**Page extract**
____________
In conclusion, barring extreme cases, all Wikileaks material is legally protected under the First Amendment and censoring it is unconstitutional. This is why most, if not all, attempts to persecute the organizations legally have failed (as the editors blatantly boast on their site). In the absence of a plausible case against Wikileaks, prosecutors have alternatively pursued actual leakers (e.g. Bradley Manning), whose acquisition of the material is arguably illegal.
Now for the fun part: the Richard Stallman parallels. While skimming the “about” section of the Wikileaks site, I detected an underlying tone of “rebellion”, for lack of a better description. There was a certain, vague smugness in it, which, to me, suggested a “stick it to the man” mentality. Don’t get me wrong; I don’t for a moment doubt their belief in absolute freedom of press. But at least part of their mission seemed to be fueled by hatred (justified or otherwise) for demonized governments and multinational corporations. Similarly, Stallman has openly rebelled against the big tech-software companies (e.g. Microsoft) by developing the DNU General Public License. And most people would agree that Stallman is at least partly driven by scorn for the big tech companies who “force people to pay for software.
____________
**Task requirements**
• A. Summarize the Wikileaks passage in two sentences.
• B. Repeat word for word the part of the Wikileaks passage between "In conclusion, barring" and "is arguably illegal.", inclusive.
The records that come next are separate material, unrelated to the Wikileaks passage.

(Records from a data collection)
____________
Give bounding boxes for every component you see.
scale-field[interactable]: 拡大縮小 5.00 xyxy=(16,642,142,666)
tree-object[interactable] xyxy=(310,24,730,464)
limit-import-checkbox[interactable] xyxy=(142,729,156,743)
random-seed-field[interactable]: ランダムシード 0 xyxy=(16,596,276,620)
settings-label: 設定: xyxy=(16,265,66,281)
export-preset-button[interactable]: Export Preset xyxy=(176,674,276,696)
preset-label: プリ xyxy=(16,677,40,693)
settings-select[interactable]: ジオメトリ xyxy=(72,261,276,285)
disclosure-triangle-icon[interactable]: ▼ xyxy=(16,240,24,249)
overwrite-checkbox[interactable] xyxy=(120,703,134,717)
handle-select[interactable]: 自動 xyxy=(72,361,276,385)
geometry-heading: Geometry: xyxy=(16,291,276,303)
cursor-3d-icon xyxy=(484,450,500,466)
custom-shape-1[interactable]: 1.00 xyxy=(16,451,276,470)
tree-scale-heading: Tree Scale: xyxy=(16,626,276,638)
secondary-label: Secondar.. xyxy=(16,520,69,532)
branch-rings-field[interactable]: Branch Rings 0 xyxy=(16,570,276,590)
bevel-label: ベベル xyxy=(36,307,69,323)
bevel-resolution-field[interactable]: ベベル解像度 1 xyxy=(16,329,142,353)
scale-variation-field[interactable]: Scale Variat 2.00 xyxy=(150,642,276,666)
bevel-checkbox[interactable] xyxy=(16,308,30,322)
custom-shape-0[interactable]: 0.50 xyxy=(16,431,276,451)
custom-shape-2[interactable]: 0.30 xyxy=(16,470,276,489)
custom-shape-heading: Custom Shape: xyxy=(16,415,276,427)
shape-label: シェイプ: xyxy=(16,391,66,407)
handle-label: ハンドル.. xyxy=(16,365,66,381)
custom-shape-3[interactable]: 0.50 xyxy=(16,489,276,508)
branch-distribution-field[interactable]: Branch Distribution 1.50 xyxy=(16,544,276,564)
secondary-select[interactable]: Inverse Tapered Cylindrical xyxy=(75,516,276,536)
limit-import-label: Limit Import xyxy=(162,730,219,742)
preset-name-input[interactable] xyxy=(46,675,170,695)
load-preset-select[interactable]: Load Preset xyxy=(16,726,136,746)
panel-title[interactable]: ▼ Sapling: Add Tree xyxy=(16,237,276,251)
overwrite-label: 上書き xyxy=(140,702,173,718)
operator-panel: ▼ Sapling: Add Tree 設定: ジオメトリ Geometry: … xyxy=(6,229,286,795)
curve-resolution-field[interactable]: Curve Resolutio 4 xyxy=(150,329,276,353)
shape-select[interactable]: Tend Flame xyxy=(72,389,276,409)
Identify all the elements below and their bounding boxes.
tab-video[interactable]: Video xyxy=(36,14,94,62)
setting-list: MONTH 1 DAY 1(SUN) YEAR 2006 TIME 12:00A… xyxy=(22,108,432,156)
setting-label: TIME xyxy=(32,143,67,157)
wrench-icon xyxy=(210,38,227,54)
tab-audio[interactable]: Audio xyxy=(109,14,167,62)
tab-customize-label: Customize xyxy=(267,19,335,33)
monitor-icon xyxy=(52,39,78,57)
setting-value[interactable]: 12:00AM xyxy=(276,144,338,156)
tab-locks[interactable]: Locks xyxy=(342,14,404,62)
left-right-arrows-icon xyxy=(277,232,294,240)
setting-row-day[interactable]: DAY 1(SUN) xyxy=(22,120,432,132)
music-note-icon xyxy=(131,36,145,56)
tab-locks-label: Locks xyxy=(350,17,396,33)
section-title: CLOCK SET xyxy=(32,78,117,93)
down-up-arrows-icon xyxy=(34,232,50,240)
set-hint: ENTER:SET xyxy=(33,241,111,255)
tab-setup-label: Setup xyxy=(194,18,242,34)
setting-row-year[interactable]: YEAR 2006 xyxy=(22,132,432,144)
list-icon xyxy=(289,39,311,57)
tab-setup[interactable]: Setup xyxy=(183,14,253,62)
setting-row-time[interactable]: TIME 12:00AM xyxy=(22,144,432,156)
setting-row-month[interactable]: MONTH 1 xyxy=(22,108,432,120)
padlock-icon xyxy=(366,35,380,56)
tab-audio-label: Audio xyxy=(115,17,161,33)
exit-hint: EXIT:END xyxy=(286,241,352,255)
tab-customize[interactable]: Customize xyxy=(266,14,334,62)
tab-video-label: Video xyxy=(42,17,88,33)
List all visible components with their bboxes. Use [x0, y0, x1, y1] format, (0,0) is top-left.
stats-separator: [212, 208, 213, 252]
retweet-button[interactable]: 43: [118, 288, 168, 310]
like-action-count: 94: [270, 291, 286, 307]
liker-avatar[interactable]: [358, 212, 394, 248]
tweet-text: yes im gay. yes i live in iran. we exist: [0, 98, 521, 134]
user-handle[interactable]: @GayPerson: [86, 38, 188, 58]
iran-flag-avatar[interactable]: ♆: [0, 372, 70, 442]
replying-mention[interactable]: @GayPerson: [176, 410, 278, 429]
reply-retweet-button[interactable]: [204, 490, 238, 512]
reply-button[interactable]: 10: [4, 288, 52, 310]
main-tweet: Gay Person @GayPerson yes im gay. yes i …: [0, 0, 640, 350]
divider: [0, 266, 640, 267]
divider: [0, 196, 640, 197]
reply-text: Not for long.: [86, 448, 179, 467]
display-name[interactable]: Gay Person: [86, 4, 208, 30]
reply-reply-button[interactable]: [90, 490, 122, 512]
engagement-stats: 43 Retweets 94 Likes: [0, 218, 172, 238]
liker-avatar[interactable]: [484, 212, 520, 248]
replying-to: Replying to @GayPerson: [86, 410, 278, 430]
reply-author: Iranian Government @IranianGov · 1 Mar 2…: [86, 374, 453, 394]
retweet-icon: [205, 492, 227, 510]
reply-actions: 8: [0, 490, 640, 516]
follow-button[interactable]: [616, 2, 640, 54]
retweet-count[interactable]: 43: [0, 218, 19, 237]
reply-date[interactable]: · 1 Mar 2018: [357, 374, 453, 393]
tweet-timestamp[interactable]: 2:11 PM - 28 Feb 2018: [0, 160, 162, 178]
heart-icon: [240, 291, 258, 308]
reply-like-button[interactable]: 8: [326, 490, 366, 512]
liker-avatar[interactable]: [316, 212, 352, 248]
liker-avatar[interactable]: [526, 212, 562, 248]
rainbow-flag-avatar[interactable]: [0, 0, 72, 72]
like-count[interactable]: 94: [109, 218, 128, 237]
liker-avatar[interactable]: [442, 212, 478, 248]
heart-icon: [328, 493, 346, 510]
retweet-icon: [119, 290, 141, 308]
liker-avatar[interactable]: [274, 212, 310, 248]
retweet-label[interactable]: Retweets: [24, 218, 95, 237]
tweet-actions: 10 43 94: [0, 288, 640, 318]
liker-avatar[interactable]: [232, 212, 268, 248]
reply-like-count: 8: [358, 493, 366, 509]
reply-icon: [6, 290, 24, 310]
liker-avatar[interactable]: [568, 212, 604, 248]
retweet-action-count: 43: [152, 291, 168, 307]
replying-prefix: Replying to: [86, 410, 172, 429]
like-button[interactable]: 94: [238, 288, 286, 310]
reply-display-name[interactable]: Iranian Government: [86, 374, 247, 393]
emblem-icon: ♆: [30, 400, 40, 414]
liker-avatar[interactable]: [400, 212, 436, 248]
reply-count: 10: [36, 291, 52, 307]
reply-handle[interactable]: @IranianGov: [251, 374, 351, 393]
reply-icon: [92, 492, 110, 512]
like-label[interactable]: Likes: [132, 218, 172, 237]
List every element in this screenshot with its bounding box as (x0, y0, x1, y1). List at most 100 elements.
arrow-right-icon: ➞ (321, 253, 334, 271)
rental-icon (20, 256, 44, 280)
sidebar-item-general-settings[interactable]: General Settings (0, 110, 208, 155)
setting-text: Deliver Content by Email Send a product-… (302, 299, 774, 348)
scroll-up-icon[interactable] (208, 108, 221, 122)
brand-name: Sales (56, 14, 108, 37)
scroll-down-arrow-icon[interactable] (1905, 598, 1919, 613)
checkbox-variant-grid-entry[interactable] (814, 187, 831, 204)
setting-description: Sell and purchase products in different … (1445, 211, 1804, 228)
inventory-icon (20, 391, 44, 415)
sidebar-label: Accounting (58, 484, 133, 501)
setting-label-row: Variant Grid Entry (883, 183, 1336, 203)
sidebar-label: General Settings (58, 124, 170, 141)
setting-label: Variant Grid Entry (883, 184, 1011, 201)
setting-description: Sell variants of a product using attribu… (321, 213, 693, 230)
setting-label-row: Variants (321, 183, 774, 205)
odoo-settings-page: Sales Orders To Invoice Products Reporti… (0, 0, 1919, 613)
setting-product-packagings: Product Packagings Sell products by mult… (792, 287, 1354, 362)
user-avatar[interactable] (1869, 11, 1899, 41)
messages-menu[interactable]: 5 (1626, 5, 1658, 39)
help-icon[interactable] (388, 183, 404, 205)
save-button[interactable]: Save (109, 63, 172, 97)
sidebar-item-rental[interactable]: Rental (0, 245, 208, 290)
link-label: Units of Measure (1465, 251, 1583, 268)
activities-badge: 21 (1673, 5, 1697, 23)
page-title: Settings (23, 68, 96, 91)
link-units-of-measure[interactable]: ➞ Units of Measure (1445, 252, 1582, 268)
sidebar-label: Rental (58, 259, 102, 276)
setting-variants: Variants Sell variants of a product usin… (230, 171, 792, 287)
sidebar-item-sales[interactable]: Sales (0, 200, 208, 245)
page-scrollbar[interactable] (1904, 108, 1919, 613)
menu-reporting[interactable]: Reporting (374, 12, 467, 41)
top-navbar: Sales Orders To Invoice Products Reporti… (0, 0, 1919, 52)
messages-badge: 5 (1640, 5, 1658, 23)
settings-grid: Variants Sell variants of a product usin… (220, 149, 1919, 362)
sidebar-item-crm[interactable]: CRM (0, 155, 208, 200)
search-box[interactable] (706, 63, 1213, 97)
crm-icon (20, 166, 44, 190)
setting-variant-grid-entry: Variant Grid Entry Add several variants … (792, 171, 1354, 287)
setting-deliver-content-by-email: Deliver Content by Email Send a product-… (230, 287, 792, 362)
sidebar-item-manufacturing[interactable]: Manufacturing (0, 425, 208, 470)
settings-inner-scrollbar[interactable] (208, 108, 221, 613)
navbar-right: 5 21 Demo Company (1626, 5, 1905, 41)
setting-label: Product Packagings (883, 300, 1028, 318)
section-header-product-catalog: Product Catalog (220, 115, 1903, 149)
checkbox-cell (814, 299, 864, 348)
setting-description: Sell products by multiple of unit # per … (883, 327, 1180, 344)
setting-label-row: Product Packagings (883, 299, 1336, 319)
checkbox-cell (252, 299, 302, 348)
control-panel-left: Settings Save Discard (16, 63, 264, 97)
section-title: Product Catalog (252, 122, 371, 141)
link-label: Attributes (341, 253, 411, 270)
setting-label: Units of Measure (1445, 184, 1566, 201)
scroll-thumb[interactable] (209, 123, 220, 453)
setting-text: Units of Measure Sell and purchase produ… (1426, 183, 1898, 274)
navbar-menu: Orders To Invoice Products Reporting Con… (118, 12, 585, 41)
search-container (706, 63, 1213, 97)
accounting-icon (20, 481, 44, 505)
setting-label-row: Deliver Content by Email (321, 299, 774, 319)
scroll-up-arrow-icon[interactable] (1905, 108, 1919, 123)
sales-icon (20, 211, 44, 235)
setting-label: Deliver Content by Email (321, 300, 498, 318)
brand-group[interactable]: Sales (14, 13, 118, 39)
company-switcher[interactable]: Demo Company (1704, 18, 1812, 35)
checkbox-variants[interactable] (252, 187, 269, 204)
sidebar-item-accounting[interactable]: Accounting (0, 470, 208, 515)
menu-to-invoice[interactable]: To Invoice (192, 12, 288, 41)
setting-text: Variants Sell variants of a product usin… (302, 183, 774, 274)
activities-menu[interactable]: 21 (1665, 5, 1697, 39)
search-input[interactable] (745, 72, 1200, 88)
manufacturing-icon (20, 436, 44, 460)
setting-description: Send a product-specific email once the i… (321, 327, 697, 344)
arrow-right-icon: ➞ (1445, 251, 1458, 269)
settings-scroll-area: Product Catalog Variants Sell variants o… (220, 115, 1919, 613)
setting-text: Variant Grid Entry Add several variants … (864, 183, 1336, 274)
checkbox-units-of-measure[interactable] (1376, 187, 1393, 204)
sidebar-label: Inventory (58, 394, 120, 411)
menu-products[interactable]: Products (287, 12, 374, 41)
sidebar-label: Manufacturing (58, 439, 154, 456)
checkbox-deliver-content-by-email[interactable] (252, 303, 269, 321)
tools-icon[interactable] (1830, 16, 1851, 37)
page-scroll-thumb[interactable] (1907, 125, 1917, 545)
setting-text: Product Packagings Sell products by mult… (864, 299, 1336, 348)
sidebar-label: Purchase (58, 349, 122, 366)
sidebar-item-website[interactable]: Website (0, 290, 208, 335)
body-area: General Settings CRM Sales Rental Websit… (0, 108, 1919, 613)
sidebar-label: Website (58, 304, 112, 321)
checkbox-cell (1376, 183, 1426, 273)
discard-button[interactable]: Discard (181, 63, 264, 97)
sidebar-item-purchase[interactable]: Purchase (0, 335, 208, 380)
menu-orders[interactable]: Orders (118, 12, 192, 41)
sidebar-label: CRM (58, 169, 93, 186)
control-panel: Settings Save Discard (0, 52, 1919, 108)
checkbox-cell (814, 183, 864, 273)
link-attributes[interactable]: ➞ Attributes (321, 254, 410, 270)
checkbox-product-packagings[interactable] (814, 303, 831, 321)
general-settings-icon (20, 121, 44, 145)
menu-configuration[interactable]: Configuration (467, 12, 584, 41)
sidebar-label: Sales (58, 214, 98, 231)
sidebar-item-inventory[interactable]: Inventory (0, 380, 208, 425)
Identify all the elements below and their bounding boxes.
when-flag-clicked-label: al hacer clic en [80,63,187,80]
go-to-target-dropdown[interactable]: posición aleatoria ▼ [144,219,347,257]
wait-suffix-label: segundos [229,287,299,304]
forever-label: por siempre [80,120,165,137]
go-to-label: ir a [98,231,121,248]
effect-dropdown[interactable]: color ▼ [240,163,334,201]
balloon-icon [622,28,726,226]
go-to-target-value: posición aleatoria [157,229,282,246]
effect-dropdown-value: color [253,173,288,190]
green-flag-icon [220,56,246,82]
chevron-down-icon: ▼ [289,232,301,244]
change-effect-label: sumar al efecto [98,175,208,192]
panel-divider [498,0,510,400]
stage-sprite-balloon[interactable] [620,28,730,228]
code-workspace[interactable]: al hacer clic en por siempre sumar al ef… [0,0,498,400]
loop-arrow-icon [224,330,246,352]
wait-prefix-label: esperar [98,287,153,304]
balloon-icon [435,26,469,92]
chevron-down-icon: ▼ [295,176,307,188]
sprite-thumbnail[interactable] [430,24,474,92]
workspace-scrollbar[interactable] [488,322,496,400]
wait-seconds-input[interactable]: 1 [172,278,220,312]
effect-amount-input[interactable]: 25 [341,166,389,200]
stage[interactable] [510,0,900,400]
____________
**Answers provided**
• A. The passage concludes that, barring extreme cases, Wikileaks material is protected under the First Amendment, so most legal attempts against the organization have failed and prosecutors have instead pursued leakers such as Bradley Manning. It then finds a rebellious tone in the Wikileaks "about" section and likens it to Richard Stallman, who has rebelled against big software companies such as Microsoft and is seen as partly driven by scorn for them.

• B.
In conclusion, barring extreme cases, all Wikileaks material is legally protected under the First Amendment and censoring it is unconstitutional. This is why most, if not all, attempts to persecute the organizations legally have failed (as the editors blatantly boast on their site). In the absence of a plausible case against Wikileaks, prosecutors have alternatively pursued actual leakers (e.g. Bradley Manning), whose acquisition of the material is arguably illegal.